### Data for processing
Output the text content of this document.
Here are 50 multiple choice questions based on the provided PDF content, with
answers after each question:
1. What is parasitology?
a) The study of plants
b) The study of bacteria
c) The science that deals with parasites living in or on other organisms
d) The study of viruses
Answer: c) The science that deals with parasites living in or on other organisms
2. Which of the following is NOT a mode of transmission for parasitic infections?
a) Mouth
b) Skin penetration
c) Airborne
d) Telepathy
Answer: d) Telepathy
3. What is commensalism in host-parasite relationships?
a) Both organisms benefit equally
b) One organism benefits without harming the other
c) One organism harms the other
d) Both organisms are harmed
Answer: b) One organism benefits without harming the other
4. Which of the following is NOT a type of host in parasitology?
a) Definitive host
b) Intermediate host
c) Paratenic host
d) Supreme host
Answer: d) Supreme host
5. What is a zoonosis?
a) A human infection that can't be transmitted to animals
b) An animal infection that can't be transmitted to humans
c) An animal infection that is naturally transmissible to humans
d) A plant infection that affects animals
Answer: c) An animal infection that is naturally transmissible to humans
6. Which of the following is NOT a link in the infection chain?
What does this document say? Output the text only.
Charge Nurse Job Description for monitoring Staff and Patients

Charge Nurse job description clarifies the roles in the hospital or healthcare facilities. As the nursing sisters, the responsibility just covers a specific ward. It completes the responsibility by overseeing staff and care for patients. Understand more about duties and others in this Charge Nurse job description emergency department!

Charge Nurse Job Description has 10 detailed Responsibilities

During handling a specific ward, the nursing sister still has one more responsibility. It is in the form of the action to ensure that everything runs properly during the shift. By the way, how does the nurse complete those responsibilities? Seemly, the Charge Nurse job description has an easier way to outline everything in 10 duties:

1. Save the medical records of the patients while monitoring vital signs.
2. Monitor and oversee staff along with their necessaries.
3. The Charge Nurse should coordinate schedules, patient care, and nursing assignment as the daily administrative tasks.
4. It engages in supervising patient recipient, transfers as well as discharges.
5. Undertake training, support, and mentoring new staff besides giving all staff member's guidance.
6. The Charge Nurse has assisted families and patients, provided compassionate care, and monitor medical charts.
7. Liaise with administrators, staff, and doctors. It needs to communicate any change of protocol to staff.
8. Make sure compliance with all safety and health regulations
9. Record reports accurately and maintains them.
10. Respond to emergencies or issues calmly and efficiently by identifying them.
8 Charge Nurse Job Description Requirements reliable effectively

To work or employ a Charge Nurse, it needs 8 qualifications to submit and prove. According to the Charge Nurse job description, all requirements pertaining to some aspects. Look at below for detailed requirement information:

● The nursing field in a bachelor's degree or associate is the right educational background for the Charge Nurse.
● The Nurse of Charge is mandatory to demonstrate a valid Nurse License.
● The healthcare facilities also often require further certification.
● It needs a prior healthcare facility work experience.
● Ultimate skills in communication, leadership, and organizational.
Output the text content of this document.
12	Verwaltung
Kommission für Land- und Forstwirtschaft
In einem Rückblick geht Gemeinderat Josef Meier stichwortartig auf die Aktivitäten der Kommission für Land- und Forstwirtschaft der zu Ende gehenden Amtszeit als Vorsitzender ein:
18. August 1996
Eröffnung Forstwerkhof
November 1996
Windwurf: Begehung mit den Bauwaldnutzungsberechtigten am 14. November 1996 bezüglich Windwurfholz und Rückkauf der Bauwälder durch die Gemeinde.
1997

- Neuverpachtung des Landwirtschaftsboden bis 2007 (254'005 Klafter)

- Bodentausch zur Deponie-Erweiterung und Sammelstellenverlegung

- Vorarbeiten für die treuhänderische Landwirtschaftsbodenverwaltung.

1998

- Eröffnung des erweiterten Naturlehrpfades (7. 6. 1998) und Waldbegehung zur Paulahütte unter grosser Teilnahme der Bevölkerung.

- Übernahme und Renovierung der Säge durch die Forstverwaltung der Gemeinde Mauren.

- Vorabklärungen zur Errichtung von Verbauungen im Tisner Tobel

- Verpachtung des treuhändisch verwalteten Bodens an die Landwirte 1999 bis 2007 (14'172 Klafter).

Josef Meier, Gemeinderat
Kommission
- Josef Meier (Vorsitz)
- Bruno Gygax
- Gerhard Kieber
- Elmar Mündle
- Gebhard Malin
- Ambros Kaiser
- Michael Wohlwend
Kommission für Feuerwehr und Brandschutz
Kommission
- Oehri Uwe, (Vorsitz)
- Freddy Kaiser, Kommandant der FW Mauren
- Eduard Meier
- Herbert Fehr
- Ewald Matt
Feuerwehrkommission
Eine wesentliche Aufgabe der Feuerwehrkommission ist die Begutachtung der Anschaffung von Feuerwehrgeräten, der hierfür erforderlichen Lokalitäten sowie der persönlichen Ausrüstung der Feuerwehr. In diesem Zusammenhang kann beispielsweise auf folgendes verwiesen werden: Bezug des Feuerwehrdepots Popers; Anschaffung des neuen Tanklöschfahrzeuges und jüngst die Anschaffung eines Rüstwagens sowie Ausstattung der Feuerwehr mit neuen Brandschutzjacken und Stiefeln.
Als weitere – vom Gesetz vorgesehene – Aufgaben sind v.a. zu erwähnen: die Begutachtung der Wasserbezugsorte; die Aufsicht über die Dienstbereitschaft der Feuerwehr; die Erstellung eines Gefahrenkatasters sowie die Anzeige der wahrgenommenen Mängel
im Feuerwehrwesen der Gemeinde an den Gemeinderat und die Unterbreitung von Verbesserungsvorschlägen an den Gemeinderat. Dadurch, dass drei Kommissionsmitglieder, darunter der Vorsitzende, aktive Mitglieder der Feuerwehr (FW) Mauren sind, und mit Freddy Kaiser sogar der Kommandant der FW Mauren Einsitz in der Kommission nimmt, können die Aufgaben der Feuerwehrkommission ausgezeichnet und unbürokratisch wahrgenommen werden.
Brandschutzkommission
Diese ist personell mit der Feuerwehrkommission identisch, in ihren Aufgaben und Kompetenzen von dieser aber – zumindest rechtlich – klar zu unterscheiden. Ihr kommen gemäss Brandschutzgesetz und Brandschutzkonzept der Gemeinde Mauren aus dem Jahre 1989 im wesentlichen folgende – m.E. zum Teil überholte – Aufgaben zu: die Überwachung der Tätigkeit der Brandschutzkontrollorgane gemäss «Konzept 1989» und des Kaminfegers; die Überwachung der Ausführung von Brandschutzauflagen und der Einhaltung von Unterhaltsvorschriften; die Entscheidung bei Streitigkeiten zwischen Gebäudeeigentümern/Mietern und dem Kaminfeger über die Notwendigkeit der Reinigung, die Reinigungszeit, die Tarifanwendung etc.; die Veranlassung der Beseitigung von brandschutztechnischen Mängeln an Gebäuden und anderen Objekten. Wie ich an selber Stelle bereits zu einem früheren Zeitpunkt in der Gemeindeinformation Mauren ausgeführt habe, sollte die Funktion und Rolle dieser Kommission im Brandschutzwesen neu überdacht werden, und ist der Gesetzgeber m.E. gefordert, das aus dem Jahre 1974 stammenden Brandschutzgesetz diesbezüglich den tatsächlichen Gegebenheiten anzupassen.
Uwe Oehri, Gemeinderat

### The problem
All records above must be set down exactly, please.

### Answer for this exercise
Output the text content of this document.
Here are 50 multiple choice questions based on the provided PDF content, with
answers after each question:
1. What is parasitology?
a) The study of plants
b) The study of bacteria
c) The science that deals with parasites living in or on other organisms
d) The study of viruses
Answer: c) The science that deals with parasites living in or on other organisms
2. Which of the following is NOT a mode of transmission for parasitic infections?
a) Mouth
b) Skin penetration
c) Airborne
d) Telepathy
Answer: d) Telepathy
3. What is commensalism in host-parasite relationships?
a) Both organisms benefit equally
b) One organism benefits without harming the other
c) One organism harms the other
d) Both organisms are harmed
Answer: b) One organism benefits without harming the other
4. Which of the following is NOT a type of host in parasitology?
a) Definitive host
b) Intermediate host
c) Paratenic host
d) Supreme host
Answer: d) Supreme host
5. What is a zoonosis?
a) A human infection that can't be transmitted to animals
b) An animal infection that can't be transmitted to humans
c) An animal infection that is naturally transmissible to humans
d) A plant infection that affects animals
Answer: c) An animal infection that is naturally transmissible to humans
6. Which of the following is NOT a link in the infection chain?
What does this document say? Output the text only.
Charge Nurse Job Description for monitoring Staff and Patients

Charge Nurse job description clarifies the roles in the hospital or healthcare facilities. As the nursing sisters, the responsibility just covers a specific ward. It completes the responsibility by overseeing staff and care for patients. Understand more about duties and others in this Charge Nurse job description emergency department!

Charge Nurse Job Description has 10 detailed Responsibilities

During handling a specific ward, the nursing sister still has one more responsibility. It is in the form of the action to ensure that everything runs properly during the shift. By the way, how does the nurse complete those responsibilities? Seemly, the Charge Nurse job description has an easier way to outline everything in 10 duties:

1. Save the medical records of the patients while monitoring vital signs.
2. Monitor and oversee staff along with their necessaries.
3. The Charge Nurse should coordinate schedules, patient care, and nursing assignment as the daily administrative tasks.
4. It engages in supervising patient recipient, transfers as well as discharges.
5. Undertake training, support, and mentoring new staff besides giving all staff member's guidance.
6. The Charge Nurse has assisted families and patients, provided compassionate care, and monitor medical charts.
7. Liaise with administrators, staff, and doctors. It needs to communicate any change of protocol to staff.
8. Make sure compliance with all safety and health regulations
9. Record reports accurately and maintains them.
10. Respond to emergencies or issues calmly and efficiently by identifying them.
8 Charge Nurse Job Description Requirements reliable effectively

To work or employ a Charge Nurse, it needs 8 qualifications to submit and prove. According to the Charge Nurse job description, all requirements pertaining to some aspects. Look at below for detailed requirement information:

● The nursing field in a bachelor's degree or associate is the right educational background for the Charge Nurse.
● The Nurse of Charge is mandatory to demonstrate a valid Nurse License.
● The healthcare facilities also often require further certification.
● It needs a prior healthcare facility work experience.
● Ultimate skills in communication, leadership, and organizational.
Output the text content of this document.
12	Verwaltung
Kommission für Land- und Forstwirtschaft
In einem Rückblick geht Gemeinderat Josef Meier stichwortartig auf die Aktivitäten der Kommission für Land- und Forstwirtschaft der zu Ende gehenden Amtszeit als Vorsitzender ein:
18. August 1996
Eröffnung Forstwerkhof
November 1996
Windwurf: Begehung mit den Bauwaldnutzungsberechtigten am 14. November 1996 bezüglich Windwurfholz und Rückkauf der Bauwälder durch die Gemeinde.
1997

- Neuverpachtung des Landwirtschaftsboden bis 2007 (254'005 Klafter)

- Bodentausch zur Deponie-Erweiterung und Sammelstellenverlegung

- Vorarbeiten für die treuhänderische Landwirtschaftsbodenverwaltung.

1998

- Eröffnung des erweiterten Naturlehrpfades (7. 6. 1998) und Waldbegehung zur Paulahütte unter grosser Teilnahme der Bevölkerung.

- Übernahme und Renovierung der Säge durch die Forstverwaltung der Gemeinde Mauren.

- Vorabklärungen zur Errichtung von Verbauungen im Tisner Tobel

- Verpachtung des treuhändisch verwalteten Bodens an die Landwirte 1999 bis 2007 (14'172 Klafter).

Josef Meier, Gemeinderat
Kommission
- Josef Meier (Vorsitz)
- Bruno Gygax
- Gerhard Kieber
- Elmar Mündle
- Gebhard Malin
- Ambros Kaiser
- Michael Wohlwend
Kommission für Feuerwehr und Brandschutz
Kommission
- Oehri Uwe, (Vorsitz)
- Freddy Kaiser, Kommandant der FW Mauren
- Eduard Meier
- Herbert Fehr
- Ewald Matt
Feuerwehrkommission
Eine wesentliche Aufgabe der Feuerwehrkommission ist die Begutachtung der Anschaffung von Feuerwehrgeräten, der hierfür erforderlichen Lokalitäten sowie der persönlichen Ausrüstung der Feuerwehr. In diesem Zusammenhang kann beispielsweise auf folgendes verwiesen werden: Bezug des Feuerwehrdepots Popers; Anschaffung des neuen Tanklöschfahrzeuges und jüngst die Anschaffung eines Rüstwagens sowie Ausstattung der Feuerwehr mit neuen Brandschutzjacken und Stiefeln.
Als weitere – vom Gesetz vorgesehene – Aufgaben sind v.a. zu erwähnen: die Begutachtung der Wasserbezugsorte; die Aufsicht über die Dienstbereitschaft der Feuerwehr; die Erstellung eines Gefahrenkatasters sowie die Anzeige der wahrgenommenen Mängel
im Feuerwehrwesen der Gemeinde an den Gemeinderat und die Unterbreitung von Verbesserungsvorschlägen an den Gemeinderat. Dadurch, dass drei Kommissionsmitglieder, darunter der Vorsitzende, aktive Mitglieder der Feuerwehr (FW) Mauren sind, und mit Freddy Kaiser sogar der Kommandant der FW Mauren Einsitz in der Kommission nimmt, können die Aufgaben der Feuerwehrkommission ausgezeichnet und unbürokratisch wahrgenommen werden.
Brandschutzkommission
Diese ist personell mit der Feuerwehrkommission identisch, in ihren Aufgaben und Kompetenzen von dieser aber – zumindest rechtlich – klar zu unterscheiden. Ihr kommen gemäss Brandschutzgesetz und Brandschutzkonzept der Gemeinde Mauren aus dem Jahre 1989 im wesentlichen folgende – m.E. zum Teil überholte – Aufgaben zu: die Überwachung der Tätigkeit der Brandschutzkontrollorgane gemäss «Konzept 1989» und des Kaminfegers; die Überwachung der Ausführung von Brandschutzauflagen und der Einhaltung von Unterhaltsvorschriften; die Entscheidung bei Streitigkeiten zwischen Gebäudeeigentümern/Mietern und dem Kaminfeger über die Notwendigkeit der Reinigung, die Reinigungszeit, die Tarifanwendung etc.; die Veranlassung der Beseitigung von brandschutztechnischen Mängeln an Gebäuden und anderen Objekten. Wie ich an selber Stelle bereits zu einem früheren Zeitpunkt in der Gemeindeinformation Mauren ausgeführt habe, sollte die Funktion und Rolle dieser Kommission im Brandschutzwesen neu überdacht werden, und ist der Gesetzgeber m.E. gefordert, das aus dem Jahre 1974 stammenden Brandschutzgesetz diesbezüglich den tatsächlichen Gegebenheiten anzupassen.
Uwe Oehri, Gemeinderat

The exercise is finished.